» WHAT YOU HAVE TO DO
Write out the records word for word, with no pictures.

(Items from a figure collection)
## Begin

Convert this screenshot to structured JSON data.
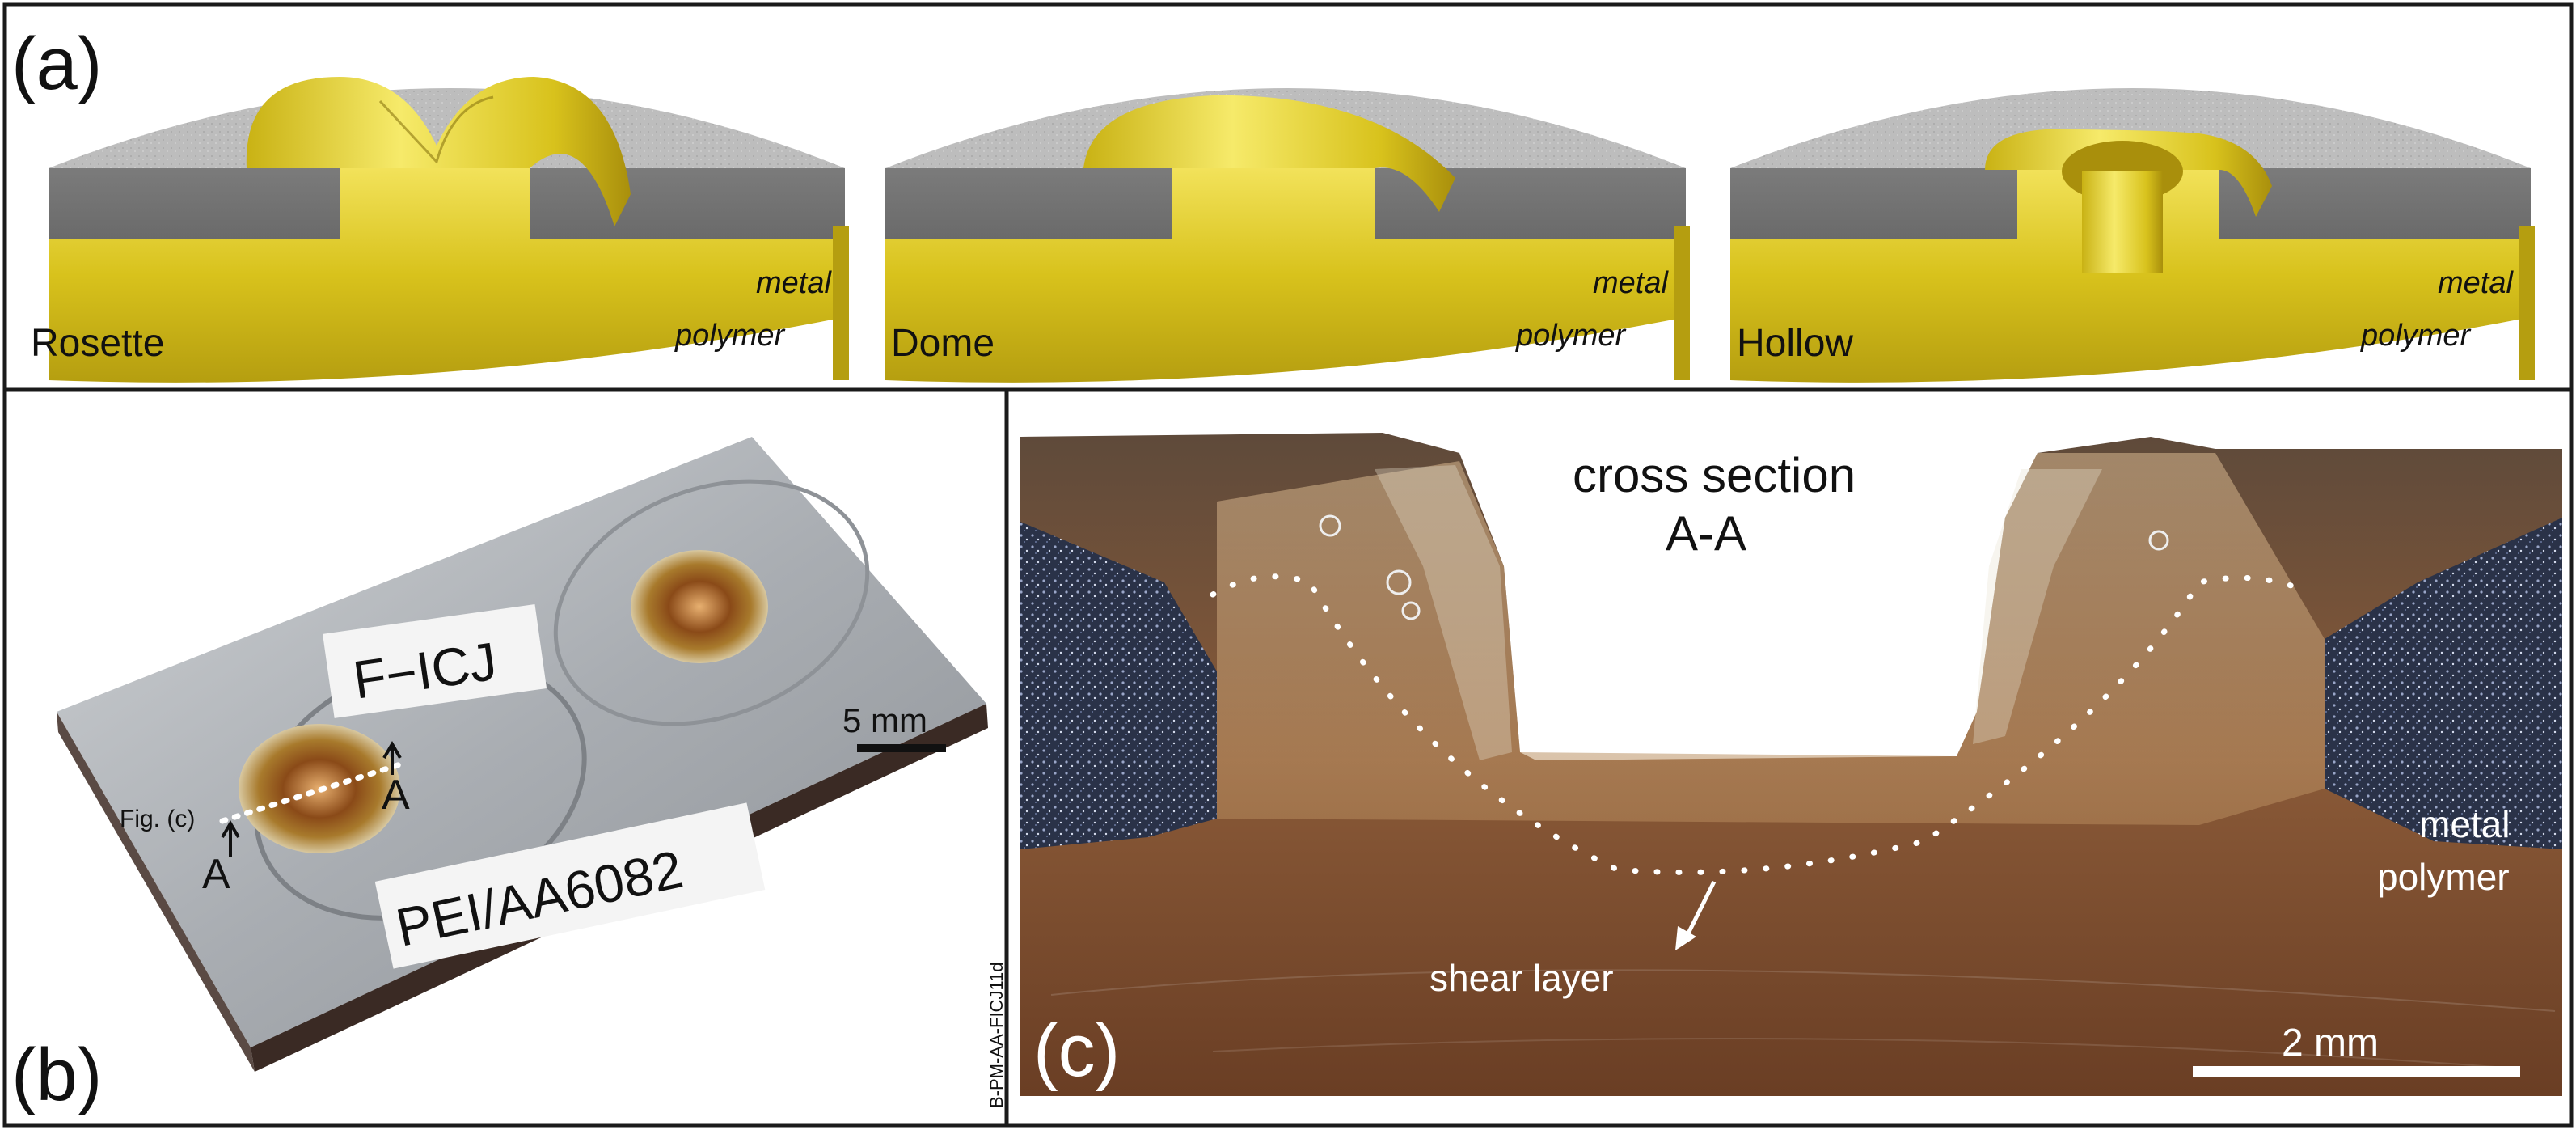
{
  "panel_a": {
    "label": "(a)",
    "items": [
      {
        "name": "Rosette",
        "metal": "metal",
        "polymer": "polymer"
      },
      {
        "name": "Dome",
        "metal": "metal",
        "polymer": "polymer"
      },
      {
        "name": "Hollow",
        "metal": "metal",
        "polymer": "polymer"
      }
    ]
  },
  "panel_b": {
    "label": "(b)",
    "plate_label_1": "F−ICJ",
    "plate_label_2": "PEI/AA6082",
    "scale_bar": "5 mm",
    "fig_ref": "Fig. (c)",
    "section_mark_left": "A",
    "section_mark_right": "A"
  },
  "panel_c": {
    "label": "(c)",
    "title_line1": "cross section",
    "title_line2": "A-A",
    "metal": "metal",
    "polymer": "polymer",
    "shear_layer": "shear layer",
    "scale_bar": "2 mm",
    "sample_id": "B-PM-AA-FICJ11d"
  },
  "colors": {
    "metal_gray": "#8a8a8a",
    "polymer_yellow": "#d9c31a",
    "frame": "#1a1a1a"
  }
}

## End

» RESPONSE
Convert this screenshot to structured JSON data.
{
  "panel_a": {
    "label": "(a)",
    "items": [
      {
        "name": "Rosette",
        "metal": "metal",
        "polymer": "polymer"
      },
      {
        "name": "Dome",
        "metal": "metal",
        "polymer": "polymer"
      },
      {
        "name": "Hollow",
        "metal": "metal",
        "polymer": "polymer"
      }
    ]
  },
  "panel_b": {
    "label": "(b)",
    "plate_label_1": "F−ICJ",
    "plate_label_2": "PEI/AA6082",
    "scale_bar": "5 mm",
    "fig_ref": "Fig. (c)",
    "section_mark_left": "A",
    "section_mark_right": "A"
  },
  "panel_c": {
    "label": "(c)",
    "title_line1": "cross section",
    "title_line2": "A-A",
    "metal": "metal",
    "polymer": "polymer",
    "shear_layer": "shear layer",
    "scale_bar": "2 mm",
    "sample_id": "B-PM-AA-FICJ11d"
  },
  "colors": {
    "metal_gray": "#8a8a8a",
    "polymer_yellow": "#d9c31a",
    "frame": "#1a1a1a"
  }
}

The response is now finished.